## begin

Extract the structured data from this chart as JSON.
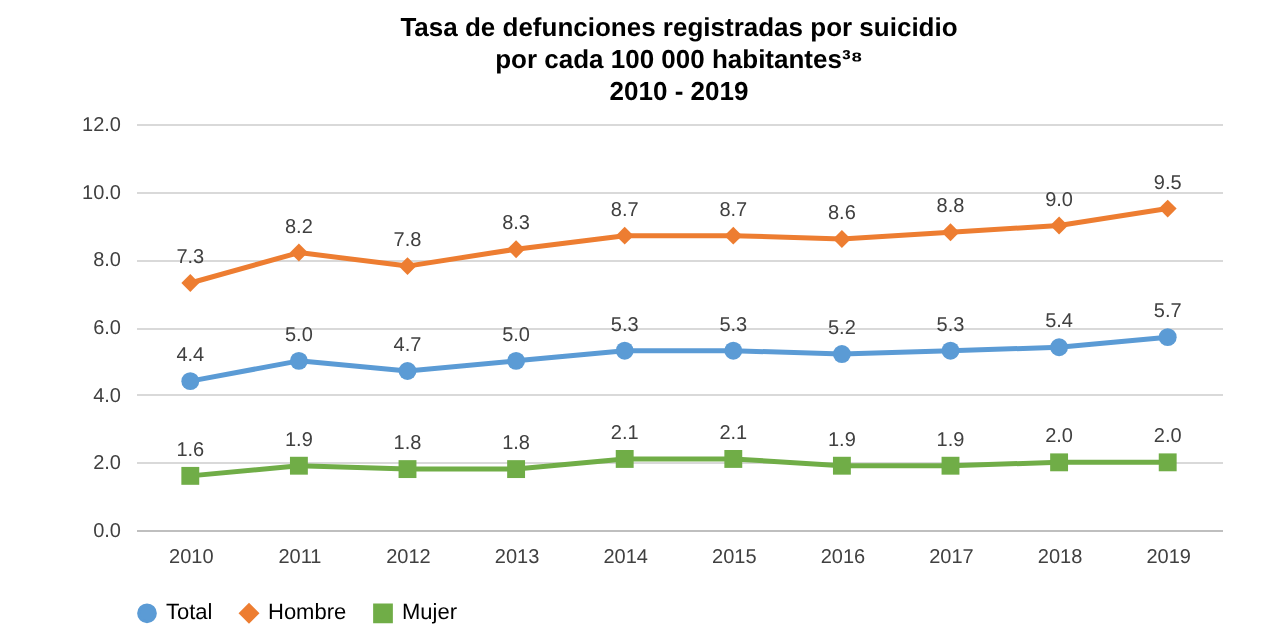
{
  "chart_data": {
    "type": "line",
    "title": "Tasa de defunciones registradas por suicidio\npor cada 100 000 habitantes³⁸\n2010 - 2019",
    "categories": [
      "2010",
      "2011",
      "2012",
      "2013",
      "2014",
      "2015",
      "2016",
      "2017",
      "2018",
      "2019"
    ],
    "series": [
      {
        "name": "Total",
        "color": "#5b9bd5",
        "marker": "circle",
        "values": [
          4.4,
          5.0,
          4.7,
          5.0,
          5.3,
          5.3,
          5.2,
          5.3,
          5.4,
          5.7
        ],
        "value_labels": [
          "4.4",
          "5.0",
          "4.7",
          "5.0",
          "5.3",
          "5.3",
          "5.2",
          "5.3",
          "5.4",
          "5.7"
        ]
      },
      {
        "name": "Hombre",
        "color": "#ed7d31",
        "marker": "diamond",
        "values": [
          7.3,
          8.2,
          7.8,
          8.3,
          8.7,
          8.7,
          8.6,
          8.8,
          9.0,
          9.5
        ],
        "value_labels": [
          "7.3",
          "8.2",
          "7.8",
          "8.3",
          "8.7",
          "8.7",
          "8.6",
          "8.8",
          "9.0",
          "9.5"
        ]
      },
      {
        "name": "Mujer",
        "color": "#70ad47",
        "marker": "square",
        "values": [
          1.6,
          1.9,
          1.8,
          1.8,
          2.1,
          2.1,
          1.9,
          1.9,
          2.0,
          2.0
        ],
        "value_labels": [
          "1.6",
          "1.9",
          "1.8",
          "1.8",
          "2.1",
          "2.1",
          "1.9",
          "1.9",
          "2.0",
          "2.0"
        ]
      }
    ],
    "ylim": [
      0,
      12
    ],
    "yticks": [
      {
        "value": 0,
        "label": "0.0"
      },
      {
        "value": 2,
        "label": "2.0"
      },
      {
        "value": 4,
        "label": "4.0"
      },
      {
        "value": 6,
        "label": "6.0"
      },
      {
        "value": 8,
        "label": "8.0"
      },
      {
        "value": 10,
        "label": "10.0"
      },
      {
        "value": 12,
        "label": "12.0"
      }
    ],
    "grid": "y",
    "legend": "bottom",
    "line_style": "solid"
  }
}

## end

Exercise brief:
Your copy should match the records word for word, with the pictures removed.

Correct answer:
Extract the structured data from this chart as JSON.
{
  "chart_data": {
    "type": "line",
    "title": "Tasa de defunciones registradas por suicidio\npor cada 100 000 habitantes³⁸\n2010 - 2019",
    "categories": [
      "2010",
      "2011",
      "2012",
      "2013",
      "2014",
      "2015",
      "2016",
      "2017",
      "2018",
      "2019"
    ],
    "series": [
      {
        "name": "Total",
        "color": "#5b9bd5",
        "marker": "circle",
        "values": [
          4.4,
          5.0,
          4.7,
          5.0,
          5.3,
          5.3,
          5.2,
          5.3,
          5.4,
          5.7
        ],
        "value_labels": [
          "4.4",
          "5.0",
          "4.7",
          "5.0",
          "5.3",
          "5.3",
          "5.2",
          "5.3",
          "5.4",
          "5.7"
        ]
      },
      {
        "name": "Hombre",
        "color": "#ed7d31",
        "marker": "diamond",
        "values": [
          7.3,
          8.2,
          7.8,
          8.3,
          8.7,
          8.7,
          8.6,
          8.8,
          9.0,
          9.5
        ],
        "value_labels": [
          "7.3",
          "8.2",
          "7.8",
          "8.3",
          "8.7",
          "8.7",
          "8.6",
          "8.8",
          "9.0",
          "9.5"
        ]
      },
      {
        "name": "Mujer",
        "color": "#70ad47",
        "marker": "square",
        "values": [
          1.6,
          1.9,
          1.8,
          1.8,
          2.1,
          2.1,
          1.9,
          1.9,
          2.0,
          2.0
        ],
        "value_labels": [
          "1.6",
          "1.9",
          "1.8",
          "1.8",
          "2.1",
          "2.1",
          "1.9",
          "1.9",
          "2.0",
          "2.0"
        ]
      }
    ],
    "ylim": [
      0,
      12
    ],
    "yticks": [
      {
        "value": 0,
        "label": "0.0"
      },
      {
        "value": 2,
        "label": "2.0"
      },
      {
        "value": 4,
        "label": "4.0"
      },
      {
        "value": 6,
        "label": "6.0"
      },
      {
        "value": 8,
        "label": "8.0"
      },
      {
        "value": 10,
        "label": "10.0"
      },
      {
        "value": 12,
        "label": "12.0"
      }
    ],
    "grid": "y",
    "legend": "bottom",
    "line_style": "solid"
  }
}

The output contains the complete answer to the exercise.